[Extracts from a graphics dataset]
Start of Block

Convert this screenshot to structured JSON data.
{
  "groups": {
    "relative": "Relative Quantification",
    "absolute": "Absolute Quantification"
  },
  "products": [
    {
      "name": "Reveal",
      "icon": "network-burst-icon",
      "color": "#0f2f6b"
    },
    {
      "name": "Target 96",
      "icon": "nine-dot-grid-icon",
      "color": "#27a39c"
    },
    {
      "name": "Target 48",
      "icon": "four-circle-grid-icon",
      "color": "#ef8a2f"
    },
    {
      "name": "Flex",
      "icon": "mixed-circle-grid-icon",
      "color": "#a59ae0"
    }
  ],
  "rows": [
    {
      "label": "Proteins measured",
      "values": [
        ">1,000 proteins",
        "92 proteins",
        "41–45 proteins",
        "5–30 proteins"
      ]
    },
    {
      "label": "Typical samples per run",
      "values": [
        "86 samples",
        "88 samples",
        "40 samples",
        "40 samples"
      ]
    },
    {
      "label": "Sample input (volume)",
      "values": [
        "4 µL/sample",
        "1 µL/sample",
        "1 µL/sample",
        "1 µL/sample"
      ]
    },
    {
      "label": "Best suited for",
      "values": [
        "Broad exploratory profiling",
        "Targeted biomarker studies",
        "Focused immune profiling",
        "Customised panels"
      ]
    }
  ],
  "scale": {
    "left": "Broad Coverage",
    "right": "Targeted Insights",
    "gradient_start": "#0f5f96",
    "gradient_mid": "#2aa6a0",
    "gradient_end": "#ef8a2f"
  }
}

End of Block

→ WORK REQUIRED
Each line that holds the string "Broad" is to be copied from the entries above.

→ EXERCISE ANSWER
        "Broad exploratory profiling",
    "left": "Broad Coverage",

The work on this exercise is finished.